> **The problem**
Below you will find a set of lines. Repeat them all exactly.
--- BEGIN Data rows ---
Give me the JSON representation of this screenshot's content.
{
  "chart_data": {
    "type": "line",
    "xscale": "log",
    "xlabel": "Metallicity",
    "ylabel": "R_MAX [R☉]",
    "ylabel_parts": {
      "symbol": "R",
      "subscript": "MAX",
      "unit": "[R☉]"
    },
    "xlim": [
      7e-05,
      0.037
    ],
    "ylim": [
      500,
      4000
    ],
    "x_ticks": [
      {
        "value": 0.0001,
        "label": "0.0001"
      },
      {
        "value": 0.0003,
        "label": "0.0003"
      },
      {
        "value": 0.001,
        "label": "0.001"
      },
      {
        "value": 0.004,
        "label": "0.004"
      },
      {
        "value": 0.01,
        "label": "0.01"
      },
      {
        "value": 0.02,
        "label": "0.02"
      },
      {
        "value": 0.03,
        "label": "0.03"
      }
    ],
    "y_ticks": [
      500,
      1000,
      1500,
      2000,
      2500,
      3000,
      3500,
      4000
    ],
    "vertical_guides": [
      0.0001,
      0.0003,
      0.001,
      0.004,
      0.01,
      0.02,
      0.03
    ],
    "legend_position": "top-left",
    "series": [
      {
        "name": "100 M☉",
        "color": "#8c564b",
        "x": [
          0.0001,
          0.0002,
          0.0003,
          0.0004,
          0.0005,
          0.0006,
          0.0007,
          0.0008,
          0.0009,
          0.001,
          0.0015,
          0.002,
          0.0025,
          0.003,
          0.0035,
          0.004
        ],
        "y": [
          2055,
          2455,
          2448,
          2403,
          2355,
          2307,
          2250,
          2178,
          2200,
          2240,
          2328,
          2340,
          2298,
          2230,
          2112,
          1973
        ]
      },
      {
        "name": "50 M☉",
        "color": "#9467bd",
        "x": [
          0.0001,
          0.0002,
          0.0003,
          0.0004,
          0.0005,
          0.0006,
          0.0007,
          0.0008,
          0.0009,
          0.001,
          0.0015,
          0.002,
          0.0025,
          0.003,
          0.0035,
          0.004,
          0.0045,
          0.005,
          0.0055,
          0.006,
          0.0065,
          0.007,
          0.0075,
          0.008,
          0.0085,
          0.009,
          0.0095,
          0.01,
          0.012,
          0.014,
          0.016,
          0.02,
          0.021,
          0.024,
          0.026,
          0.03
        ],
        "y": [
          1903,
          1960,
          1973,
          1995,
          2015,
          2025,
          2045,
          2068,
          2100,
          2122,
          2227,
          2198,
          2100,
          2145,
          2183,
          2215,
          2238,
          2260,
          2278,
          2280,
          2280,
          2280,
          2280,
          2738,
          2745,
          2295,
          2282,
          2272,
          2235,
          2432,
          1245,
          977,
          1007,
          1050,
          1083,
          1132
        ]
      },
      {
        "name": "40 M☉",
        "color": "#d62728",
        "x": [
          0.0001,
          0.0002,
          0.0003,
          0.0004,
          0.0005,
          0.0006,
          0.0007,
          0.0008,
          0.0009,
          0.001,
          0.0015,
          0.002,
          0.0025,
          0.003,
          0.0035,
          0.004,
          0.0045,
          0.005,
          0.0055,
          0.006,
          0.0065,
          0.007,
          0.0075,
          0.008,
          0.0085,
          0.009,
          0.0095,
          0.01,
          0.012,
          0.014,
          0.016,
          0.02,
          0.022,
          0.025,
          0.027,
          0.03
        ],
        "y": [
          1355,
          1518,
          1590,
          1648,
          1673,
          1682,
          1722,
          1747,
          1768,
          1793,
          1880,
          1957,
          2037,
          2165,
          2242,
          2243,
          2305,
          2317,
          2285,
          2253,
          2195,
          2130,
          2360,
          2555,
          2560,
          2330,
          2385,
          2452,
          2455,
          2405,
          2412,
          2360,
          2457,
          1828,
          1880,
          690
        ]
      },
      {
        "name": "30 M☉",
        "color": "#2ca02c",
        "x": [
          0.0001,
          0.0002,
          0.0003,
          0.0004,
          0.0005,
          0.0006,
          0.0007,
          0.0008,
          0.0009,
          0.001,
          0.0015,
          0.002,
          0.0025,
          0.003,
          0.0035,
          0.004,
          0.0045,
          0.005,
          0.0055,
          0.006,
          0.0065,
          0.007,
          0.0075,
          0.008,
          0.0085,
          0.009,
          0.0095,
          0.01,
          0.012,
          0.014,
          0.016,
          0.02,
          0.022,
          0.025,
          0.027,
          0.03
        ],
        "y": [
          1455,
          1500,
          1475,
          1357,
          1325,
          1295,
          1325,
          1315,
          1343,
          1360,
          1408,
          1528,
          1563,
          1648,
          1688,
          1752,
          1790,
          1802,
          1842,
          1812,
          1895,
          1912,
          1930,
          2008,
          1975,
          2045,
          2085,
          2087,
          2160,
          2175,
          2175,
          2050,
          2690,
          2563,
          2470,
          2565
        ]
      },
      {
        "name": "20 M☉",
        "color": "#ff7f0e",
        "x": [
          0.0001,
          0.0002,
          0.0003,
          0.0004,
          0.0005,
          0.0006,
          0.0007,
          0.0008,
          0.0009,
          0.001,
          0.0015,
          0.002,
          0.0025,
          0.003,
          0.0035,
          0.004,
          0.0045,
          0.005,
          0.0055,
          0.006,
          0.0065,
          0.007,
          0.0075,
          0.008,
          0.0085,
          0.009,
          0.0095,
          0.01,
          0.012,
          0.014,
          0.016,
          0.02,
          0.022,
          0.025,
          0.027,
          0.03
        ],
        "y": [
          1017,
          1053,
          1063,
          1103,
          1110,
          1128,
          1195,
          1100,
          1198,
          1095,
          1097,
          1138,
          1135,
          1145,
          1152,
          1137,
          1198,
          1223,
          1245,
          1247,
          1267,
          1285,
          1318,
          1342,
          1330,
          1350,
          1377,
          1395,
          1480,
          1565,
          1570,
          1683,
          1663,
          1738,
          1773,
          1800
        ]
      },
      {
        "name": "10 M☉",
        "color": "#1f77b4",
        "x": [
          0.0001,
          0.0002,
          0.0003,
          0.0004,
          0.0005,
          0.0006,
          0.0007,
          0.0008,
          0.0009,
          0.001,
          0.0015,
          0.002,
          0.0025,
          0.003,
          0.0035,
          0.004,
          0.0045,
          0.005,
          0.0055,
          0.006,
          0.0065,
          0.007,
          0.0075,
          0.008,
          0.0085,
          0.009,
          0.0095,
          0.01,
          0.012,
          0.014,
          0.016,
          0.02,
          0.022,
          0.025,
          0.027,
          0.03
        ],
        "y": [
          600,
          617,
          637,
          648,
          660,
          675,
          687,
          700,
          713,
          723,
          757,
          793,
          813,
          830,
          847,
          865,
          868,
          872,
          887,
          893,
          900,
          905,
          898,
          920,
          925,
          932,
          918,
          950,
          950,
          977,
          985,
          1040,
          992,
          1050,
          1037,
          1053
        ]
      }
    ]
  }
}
--- END Data rows ---
> **Right answer**
Give me the JSON representation of this screenshot's content.
{
  "chart_data": {
    "type": "line",
    "xscale": "log",
    "xlabel": "Metallicity",
    "ylabel": "R_MAX [R☉]",
    "ylabel_parts": {
      "symbol": "R",
      "subscript": "MAX",
      "unit": "[R☉]"
    },
    "xlim": [
      7e-05,
      0.037
    ],
    "ylim": [
      500,
      4000
    ],
    "x_ticks": [
      {
        "value": 0.0001,
        "label": "0.0001"
      },
      {
        "value": 0.0003,
        "label": "0.0003"
      },
      {
        "value": 0.001,
        "label": "0.001"
      },
      {
        "value": 0.004,
        "label": "0.004"
      },
      {
        "value": 0.01,
        "label": "0.01"
      },
      {
        "value": 0.02,
        "label": "0.02"
      },
      {
        "value": 0.03,
        "label": "0.03"
      }
    ],
    "y_ticks": [
      500,
      1000,
      1500,
      2000,
      2500,
      3000,
      3500,
      4000
    ],
    "vertical_guides": [
      0.0001,
      0.0003,
      0.001,
      0.004,
      0.01,
      0.02,
      0.03
    ],
    "legend_position": "top-left",
    "series": [
      {
        "name": "100 M☉",
        "color": "#8c564b",
        "x": [
          0.0001,
          0.0002,
          0.0003,
          0.0004,
          0.0005,
          0.0006,
          0.0007,
          0.0008,
          0.0009,
          0.001,
          0.0015,
          0.002,
          0.0025,
          0.003,
          0.0035,
          0.004
        ],
        "y": [
          2055,
          2455,
          2448,
          2403,
          2355,
          2307,
          2250,
          2178,
          2200,
          2240,
          2328,
          2340,
          2298,
          2230,
          2112,
          1973
        ]
      },
      {
        "name": "50 M☉",
        "color": "#9467bd",
        "x": [
          0.0001,
          0.0002,
          0.0003,
          0.0004,
          0.0005,
          0.0006,
          0.0007,
          0.0008,
          0.0009,
          0.001,
          0.0015,
          0.002,
          0.0025,
          0.003,
          0.0035,
          0.004,
          0.0045,
          0.005,
          0.0055,
          0.006,
          0.0065,
          0.007,
          0.0075,
          0.008,
          0.0085,
          0.009,
          0.0095,
          0.01,
          0.012,
          0.014,
          0.016,
          0.02,
          0.021,
          0.024,
          0.026,
          0.03
        ],
        "y": [
          1903,
          1960,
          1973,
          1995,
          2015,
          2025,
          2045,
          2068,
          2100,
          2122,
          2227,
          2198,
          2100,
          2145,
          2183,
          2215,
          2238,
          2260,
          2278,
          2280,
          2280,
          2280,
          2280,
          2738,
          2745,
          2295,
          2282,
          2272,
          2235,
          2432,
          1245,
          977,
          1007,
          1050,
          1083,
          1132
        ]
      },
      {
        "name": "40 M☉",
        "color": "#d62728",
        "x": [
          0.0001,
          0.0002,
          0.0003,
          0.0004,
          0.0005,
          0.0006,
          0.0007,
          0.0008,
          0.0009,
          0.001,
          0.0015,
          0.002,
          0.0025,
          0.003,
          0.0035,
          0.004,
          0.0045,
          0.005,
          0.0055,
          0.006,
          0.0065,
          0.007,
          0.0075,
          0.008,
          0.0085,
          0.009,
          0.0095,
          0.01,
          0.012,
          0.014,
          0.016,
          0.02,
          0.022,
          0.025,
          0.027,
          0.03
        ],
        "y": [
          1355,
          1518,
          1590,
          1648,
          1673,
          1682,
          1722,
          1747,
          1768,
          1793,
          1880,
          1957,
          2037,
          2165,
          2242,
          2243,
          2305,
          2317,
          2285,
          2253,
          2195,
          2130,
          2360,
          2555,
          2560,
          2330,
          2385,
          2452,
          2455,
          2405,
          2412,
          2360,
          2457,
          1828,
          1880,
          690
        ]
      },
      {
        "name": "30 M☉",
        "color": "#2ca02c",
        "x": [
          0.0001,
          0.0002,
          0.0003,
          0.0004,
          0.0005,
          0.0006,
          0.0007,
          0.0008,
          0.0009,
          0.001,
          0.0015,
          0.002,
          0.0025,
          0.003,
          0.0035,
          0.004,
          0.0045,
          0.005,
          0.0055,
          0.006,
          0.0065,
          0.007,
          0.0075,
          0.008,
          0.0085,
          0.009,
          0.0095,
          0.01,
          0.012,
          0.014,
          0.016,
          0.02,
          0.022,
          0.025,
          0.027,
          0.03
        ],
        "y": [
          1455,
          1500,
          1475,
          1357,
          1325,
          1295,
          1325,
          1315,
          1343,
          1360,
          1408,
          1528,
          1563,
          1648,
          1688,
          1752,
          1790,
          1802,
          1842,
          1812,
          1895,
          1912,
          1930,
          2008,
          1975,
          2045,
          2085,
          2087,
          2160,
          2175,
          2175,
          2050,
          2690,
          2563,
          2470,
          2565
        ]
      },
      {
        "name": "20 M☉",
        "color": "#ff7f0e",
        "x": [
          0.0001,
          0.0002,
          0.0003,
          0.0004,
          0.0005,
          0.0006,
          0.0007,
          0.0008,
          0.0009,
          0.001,
          0.0015,
          0.002,
          0.0025,
          0.003,
          0.0035,
          0.004,
          0.0045,
          0.005,
          0.0055,
          0.006,
          0.0065,
          0.007,
          0.0075,
          0.008,
          0.0085,
          0.009,
          0.0095,
          0.01,
          0.012,
          0.014,
          0.016,
          0.02,
          0.022,
          0.025,
          0.027,
          0.03
        ],
        "y": [
          1017,
          1053,
          1063,
          1103,
          1110,
          1128,
          1195,
          1100,
          1198,
          1095,
          1097,
          1138,
          1135,
          1145,
          1152,
          1137,
          1198,
          1223,
          1245,
          1247,
          1267,
          1285,
          1318,
          1342,
          1330,
          1350,
          1377,
          1395,
          1480,
          1565,
          1570,
          1683,
          1663,
          1738,
          1773,
          1800
        ]
      },
      {
        "name": "10 M☉",
        "color": "#1f77b4",
        "x": [
          0.0001,
          0.0002,
          0.0003,
          0.0004,
          0.0005,
          0.0006,
          0.0007,
          0.0008,
          0.0009,
          0.001,
          0.0015,
          0.002,
          0.0025,
          0.003,
          0.0035,
          0.004,
          0.0045,
          0.005,
          0.0055,
          0.006,
          0.0065,
          0.007,
          0.0075,
          0.008,
          0.0085,
          0.009,
          0.0095,
          0.01,
          0.012,
          0.014,
          0.016,
          0.02,
          0.022,
          0.025,
          0.027,
          0.03
        ],
        "y": [
          600,
          617,
          637,
          648,
          660,
          675,
          687,
          700,
          713,
          723,
          757,
          793,
          813,
          830,
          847,
          865,
          868,
          872,
          887,
          893,
          900,
          905,
          898,
          920,
          925,
          932,
          918,
          950,
          950,
          977,
          985,
          1040,
          992,
          1050,
          1037,
          1053
        ]
      }
    ]
  }
}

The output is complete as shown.